Write out all of the lines below verbatim, omitting the pictures.

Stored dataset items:
+++
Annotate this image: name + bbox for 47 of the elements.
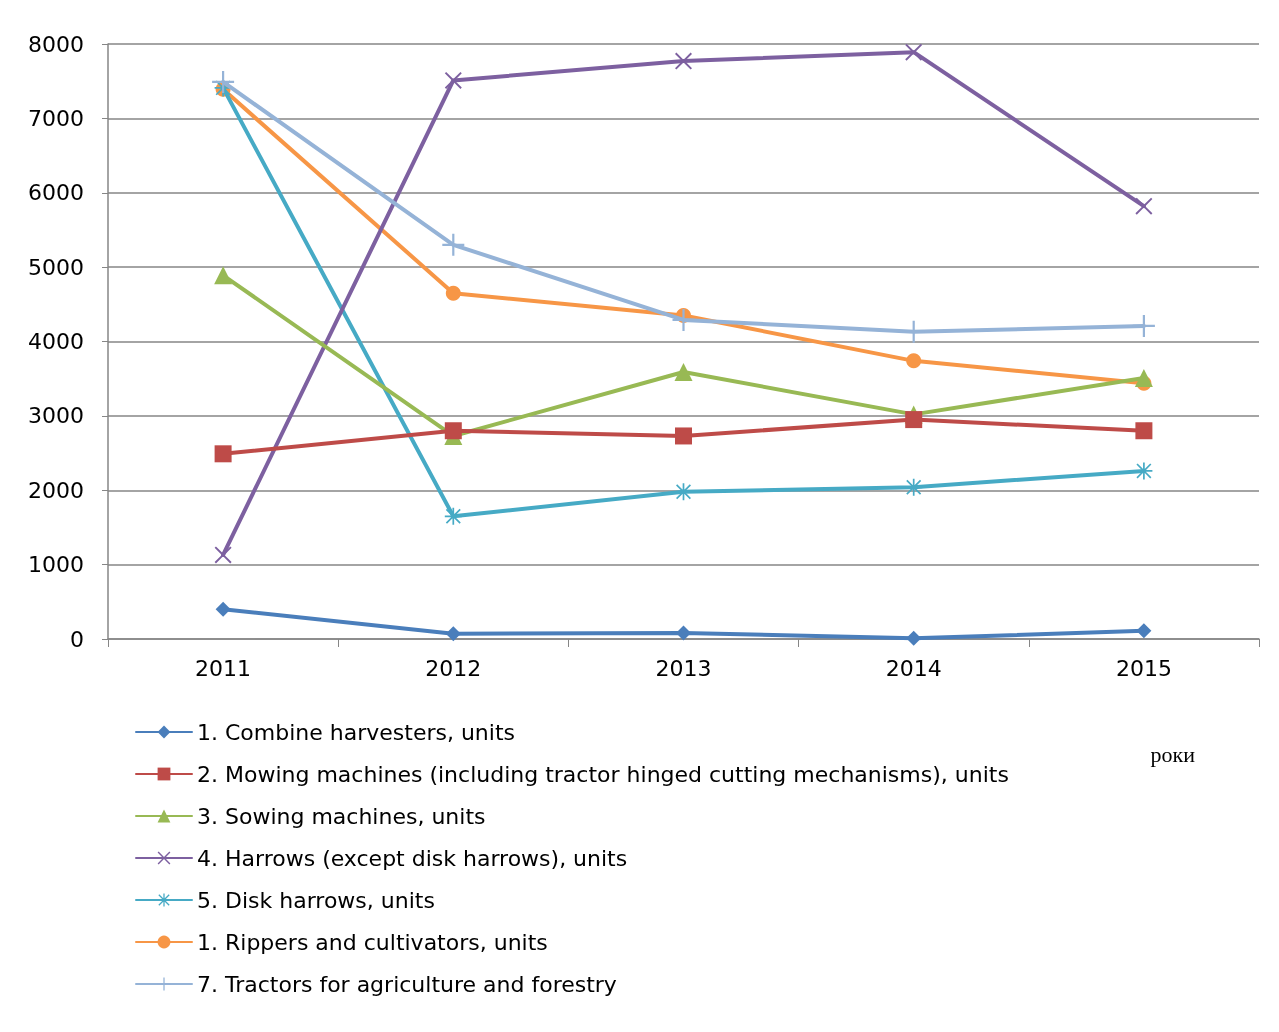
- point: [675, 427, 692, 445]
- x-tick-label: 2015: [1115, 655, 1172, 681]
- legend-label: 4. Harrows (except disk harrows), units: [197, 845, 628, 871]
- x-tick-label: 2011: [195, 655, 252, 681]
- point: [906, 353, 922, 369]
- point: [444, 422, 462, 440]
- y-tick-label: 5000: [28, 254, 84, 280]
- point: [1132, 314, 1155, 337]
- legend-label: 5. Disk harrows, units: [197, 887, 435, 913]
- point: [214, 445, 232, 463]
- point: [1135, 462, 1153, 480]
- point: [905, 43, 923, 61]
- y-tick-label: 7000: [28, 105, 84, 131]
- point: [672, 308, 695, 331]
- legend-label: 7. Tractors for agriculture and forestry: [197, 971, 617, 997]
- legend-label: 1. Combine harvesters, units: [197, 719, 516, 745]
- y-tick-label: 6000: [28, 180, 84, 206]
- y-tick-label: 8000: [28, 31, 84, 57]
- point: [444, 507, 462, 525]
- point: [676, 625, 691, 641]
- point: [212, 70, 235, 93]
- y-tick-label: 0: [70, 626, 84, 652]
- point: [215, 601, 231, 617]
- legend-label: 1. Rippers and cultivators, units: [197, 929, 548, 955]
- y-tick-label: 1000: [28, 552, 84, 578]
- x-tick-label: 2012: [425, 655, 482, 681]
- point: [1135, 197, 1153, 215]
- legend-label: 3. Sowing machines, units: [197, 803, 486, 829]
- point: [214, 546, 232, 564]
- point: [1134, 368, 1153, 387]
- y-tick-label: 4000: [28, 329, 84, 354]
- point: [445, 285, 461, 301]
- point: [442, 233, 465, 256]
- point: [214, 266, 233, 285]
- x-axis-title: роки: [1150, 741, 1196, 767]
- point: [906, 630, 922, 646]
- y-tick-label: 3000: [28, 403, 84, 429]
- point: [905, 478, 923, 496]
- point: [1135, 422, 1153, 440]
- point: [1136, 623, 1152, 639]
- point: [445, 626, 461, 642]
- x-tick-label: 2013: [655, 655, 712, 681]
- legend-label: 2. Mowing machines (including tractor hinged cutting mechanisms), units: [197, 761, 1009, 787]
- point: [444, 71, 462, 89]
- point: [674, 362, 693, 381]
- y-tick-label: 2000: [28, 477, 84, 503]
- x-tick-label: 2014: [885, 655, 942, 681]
+++
Completed task>
Annotate this image: name + bbox for 47 of the elements.
- point: [675, 427, 692, 445]
- x-tick-label: 2015: [1115, 655, 1172, 681]
- legend-label: 4. Harrows (except disk harrows), units: [197, 845, 628, 871]
- x-tick-label: 2011: [195, 655, 252, 681]
- point: [906, 353, 922, 369]
- point: [444, 422, 462, 440]
- y-tick-label: 5000: [28, 254, 84, 280]
- point: [1132, 314, 1155, 337]
- legend-label: 5. Disk harrows, units: [197, 887, 435, 913]
- point: [214, 445, 232, 463]
- point: [1135, 462, 1153, 480]
- point: [905, 43, 923, 61]
- y-tick-label: 7000: [28, 105, 84, 131]
- point: [672, 308, 695, 331]
- legend-label: 7. Tractors for agriculture and forestry: [197, 971, 617, 997]
- legend-label: 1. Combine harvesters, units: [197, 719, 516, 745]
- y-tick-label: 6000: [28, 180, 84, 206]
- y-tick-label: 8000: [28, 31, 84, 57]
- point: [444, 507, 462, 525]
- point: [676, 625, 691, 641]
- point: [212, 70, 235, 93]
- y-tick-label: 0: [70, 626, 84, 652]
- point: [215, 601, 231, 617]
- legend-label: 1. Rippers and cultivators, units: [197, 929, 548, 955]
- y-tick-label: 1000: [28, 552, 84, 578]
- x-tick-label: 2012: [425, 655, 482, 681]
- point: [1135, 197, 1153, 215]
- legend-label: 3. Sowing machines, units: [197, 803, 486, 829]
- point: [214, 546, 232, 564]
- point: [1134, 368, 1153, 387]
- y-tick-label: 4000: [28, 329, 84, 354]
- point: [445, 285, 461, 301]
- point: [442, 233, 465, 256]
- point: [214, 266, 233, 285]
- x-axis-title: роки: [1150, 741, 1196, 767]
- point: [906, 630, 922, 646]
- y-tick-label: 3000: [28, 403, 84, 429]
- point: [905, 478, 923, 496]
- point: [1135, 422, 1153, 440]
- point: [1136, 623, 1152, 639]
- point: [445, 626, 461, 642]
- x-tick-label: 2013: [655, 655, 712, 681]
- legend-label: 2. Mowing machines (including tractor hinged cutting mechanisms), units: [197, 761, 1009, 787]
- point: [444, 71, 462, 89]
- point: [674, 362, 693, 381]
- y-tick-label: 2000: [28, 477, 84, 503]
- x-tick-label: 2014: [885, 655, 942, 681]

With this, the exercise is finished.